• _REQUIREMENTS_
The material below should be written out in full and exactly; pictures stay out of the copy.

**********

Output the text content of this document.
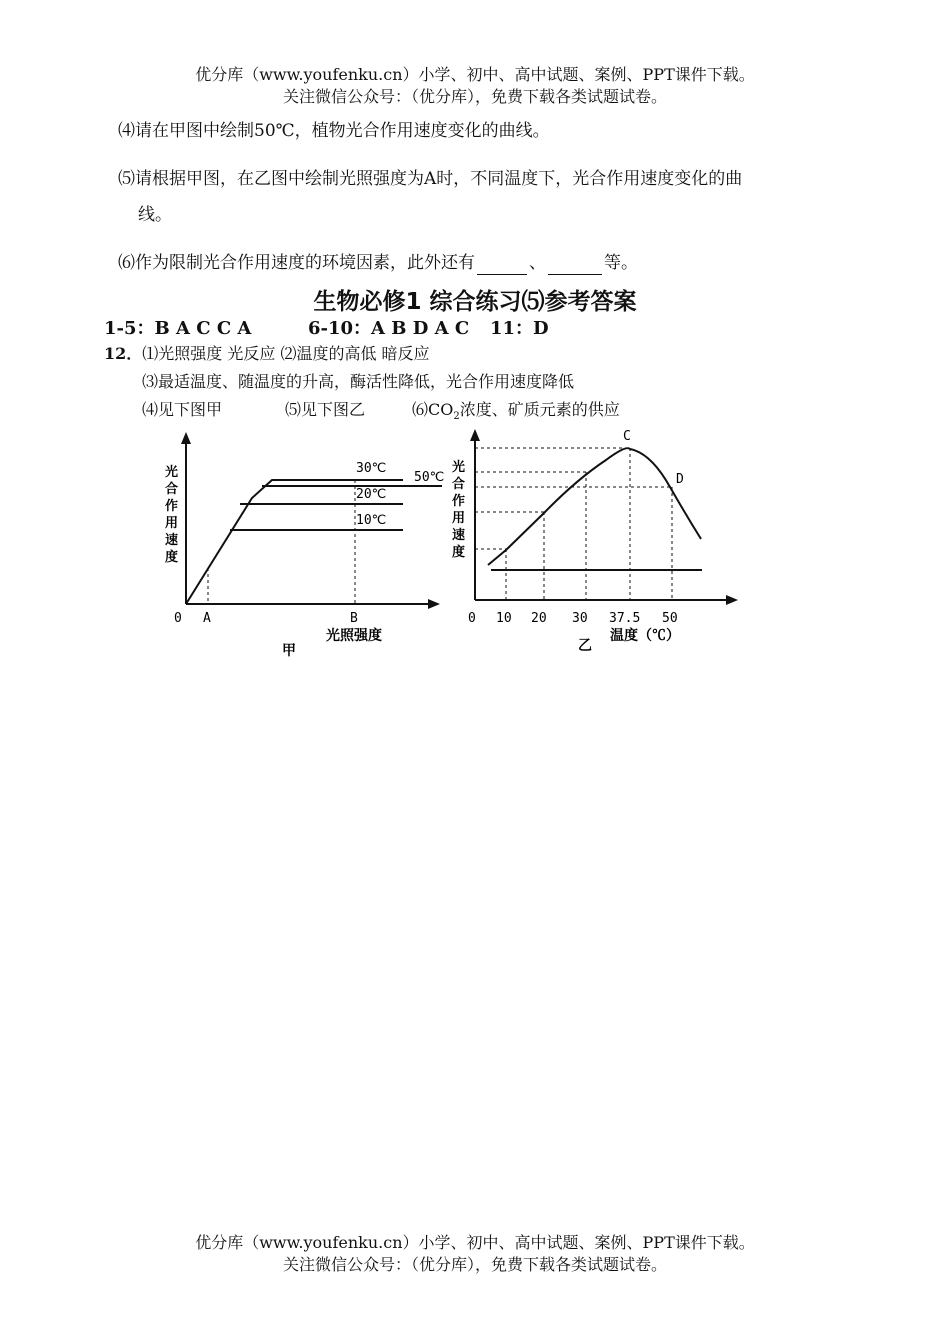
优分库（www.youfenku.cn）小学、初中、高中试题、案例、PPT课件下载。
关注微信公众号：（优分库），免费下载各类试题试卷。
⑷请在甲图中绘制50℃，植物光合作用速度变化的曲线。
⑸请根据甲图，在乙图中绘制光照强度为A时，不同温度下，光合作用速度变化的曲
线。
⑹作为限制光合作用速度的环境因素，此外还有	、	等。
生物必修1 综合练习⑸参考答案
1-5：B A C C A	6-10：A B D A C 11：D
12．⑴光照强度 光反应 ⑵温度的高低 暗反应
⑶最适温度、随温度的升高，酶活性降低，光合作用速度降低
⑷见下图甲	⑸见下图乙	$⑹CO_2$浓度、矿质元素的供应
光
合
作
用
速
度
30℃
50℃
20℃
10℃
0 A	B
光照强度
甲
光
合
作
用
速
度
C
D
0 10 20 30 37.5 50
乙
温度（℃）
优分库（www.youfenku.cn）小学、初中、高中试题、案例、PPT课件下载。
关注微信公众号：（优分库），免费下载各类试题试卷。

**********

• _OUTPUT BELOW_
Output the text content of this document.
优分库（www.youfenku.cn）小学、初中、高中试题、案例、PPT课件下载。
关注微信公众号：（优分库），免费下载各类试题试卷。
⑷请在甲图中绘制50℃，植物光合作用速度变化的曲线。
⑸请根据甲图，在乙图中绘制光照强度为A时，不同温度下，光合作用速度变化的曲
线。
⑹作为限制光合作用速度的环境因素，此外还有	、	等。
生物必修1 综合练习⑸参考答案
1-5：B A C C A	6-10：A B D A C 11：D
12．⑴光照强度 光反应 ⑵温度的高低 暗反应
⑶最适温度、随温度的升高，酶活性降低，光合作用速度降低
⑷见下图甲	⑸见下图乙	$⑹CO_2$浓度、矿质元素的供应
光
合
作
用
速
度
30℃
50℃
20℃
10℃
0 A	B
光照强度
甲
光
合
作
用
速
度
C
D
0 10 20 30 37.5 50
乙
温度（℃）
优分库（www.youfenku.cn）小学、初中、高中试题、案例、PPT课件下载。
关注微信公众号：（优分库），免费下载各类试题试卷。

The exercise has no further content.